WRITTEN REQUEST - Assemble all lines in which the string "JSON" appears.

***** EXERCISE DATA *****

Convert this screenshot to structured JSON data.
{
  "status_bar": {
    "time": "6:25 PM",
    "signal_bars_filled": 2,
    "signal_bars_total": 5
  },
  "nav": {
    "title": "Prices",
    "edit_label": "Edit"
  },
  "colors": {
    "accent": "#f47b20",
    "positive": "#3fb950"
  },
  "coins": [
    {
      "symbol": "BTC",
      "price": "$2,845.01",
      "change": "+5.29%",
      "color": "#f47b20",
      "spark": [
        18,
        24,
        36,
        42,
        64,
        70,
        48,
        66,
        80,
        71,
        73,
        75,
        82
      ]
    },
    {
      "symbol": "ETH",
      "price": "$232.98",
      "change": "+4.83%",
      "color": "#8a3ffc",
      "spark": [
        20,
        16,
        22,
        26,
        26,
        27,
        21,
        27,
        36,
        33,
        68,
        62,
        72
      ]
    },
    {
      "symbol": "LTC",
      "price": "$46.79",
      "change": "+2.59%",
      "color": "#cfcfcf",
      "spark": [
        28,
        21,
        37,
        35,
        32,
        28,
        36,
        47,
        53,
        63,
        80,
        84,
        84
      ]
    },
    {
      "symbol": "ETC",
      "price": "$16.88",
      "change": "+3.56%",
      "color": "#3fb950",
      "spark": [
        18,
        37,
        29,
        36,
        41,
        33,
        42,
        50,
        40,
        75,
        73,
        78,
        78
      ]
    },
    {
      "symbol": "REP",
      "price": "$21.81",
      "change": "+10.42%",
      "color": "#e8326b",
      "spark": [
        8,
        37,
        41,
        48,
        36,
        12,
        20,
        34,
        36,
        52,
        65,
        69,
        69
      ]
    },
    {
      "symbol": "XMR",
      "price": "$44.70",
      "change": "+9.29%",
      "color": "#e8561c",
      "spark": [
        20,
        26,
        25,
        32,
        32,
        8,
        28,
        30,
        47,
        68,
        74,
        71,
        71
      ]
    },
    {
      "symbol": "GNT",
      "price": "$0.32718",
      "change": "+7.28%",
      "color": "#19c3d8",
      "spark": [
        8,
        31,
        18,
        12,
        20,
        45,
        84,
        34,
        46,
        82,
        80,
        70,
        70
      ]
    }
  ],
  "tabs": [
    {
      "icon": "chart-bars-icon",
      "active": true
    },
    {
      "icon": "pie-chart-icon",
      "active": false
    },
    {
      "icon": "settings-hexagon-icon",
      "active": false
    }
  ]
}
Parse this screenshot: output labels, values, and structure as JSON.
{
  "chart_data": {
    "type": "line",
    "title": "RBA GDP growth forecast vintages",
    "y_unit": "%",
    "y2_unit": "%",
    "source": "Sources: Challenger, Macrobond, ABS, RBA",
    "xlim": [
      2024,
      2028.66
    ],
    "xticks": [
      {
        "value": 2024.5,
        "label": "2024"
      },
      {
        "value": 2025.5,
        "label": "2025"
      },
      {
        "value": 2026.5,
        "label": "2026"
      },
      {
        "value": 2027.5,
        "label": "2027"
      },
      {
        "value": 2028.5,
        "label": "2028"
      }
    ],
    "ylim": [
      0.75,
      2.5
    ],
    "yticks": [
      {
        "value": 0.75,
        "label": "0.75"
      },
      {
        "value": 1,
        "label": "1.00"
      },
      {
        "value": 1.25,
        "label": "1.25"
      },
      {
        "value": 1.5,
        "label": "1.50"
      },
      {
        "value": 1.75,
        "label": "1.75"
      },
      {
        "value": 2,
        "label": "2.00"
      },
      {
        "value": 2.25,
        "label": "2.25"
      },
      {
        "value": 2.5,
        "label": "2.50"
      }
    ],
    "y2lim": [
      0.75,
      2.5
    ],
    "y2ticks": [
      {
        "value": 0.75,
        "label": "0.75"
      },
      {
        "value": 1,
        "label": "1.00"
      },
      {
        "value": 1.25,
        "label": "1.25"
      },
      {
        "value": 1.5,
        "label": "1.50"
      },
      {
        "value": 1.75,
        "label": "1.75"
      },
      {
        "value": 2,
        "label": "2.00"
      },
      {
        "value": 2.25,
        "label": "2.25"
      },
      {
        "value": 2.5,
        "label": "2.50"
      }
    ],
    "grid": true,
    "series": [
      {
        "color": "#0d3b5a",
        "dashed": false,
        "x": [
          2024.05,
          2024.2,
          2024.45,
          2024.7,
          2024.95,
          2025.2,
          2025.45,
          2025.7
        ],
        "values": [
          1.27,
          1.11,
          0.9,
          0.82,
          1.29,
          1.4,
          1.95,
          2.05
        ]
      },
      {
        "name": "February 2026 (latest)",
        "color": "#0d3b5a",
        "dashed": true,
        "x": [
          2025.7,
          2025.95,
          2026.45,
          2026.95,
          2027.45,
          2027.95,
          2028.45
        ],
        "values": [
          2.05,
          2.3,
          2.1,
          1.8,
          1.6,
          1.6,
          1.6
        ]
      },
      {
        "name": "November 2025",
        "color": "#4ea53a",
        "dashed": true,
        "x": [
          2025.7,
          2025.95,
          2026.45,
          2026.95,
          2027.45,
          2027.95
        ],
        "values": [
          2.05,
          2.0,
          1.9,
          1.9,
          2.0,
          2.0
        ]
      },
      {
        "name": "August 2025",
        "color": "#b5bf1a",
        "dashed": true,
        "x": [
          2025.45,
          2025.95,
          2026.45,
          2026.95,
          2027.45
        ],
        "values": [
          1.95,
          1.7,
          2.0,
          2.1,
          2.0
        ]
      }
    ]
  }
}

*****

CORRECT OUTPUT -
Convert this screenshot to structured JSON data.
Parse this screenshot: output labels, values, and structure as JSON.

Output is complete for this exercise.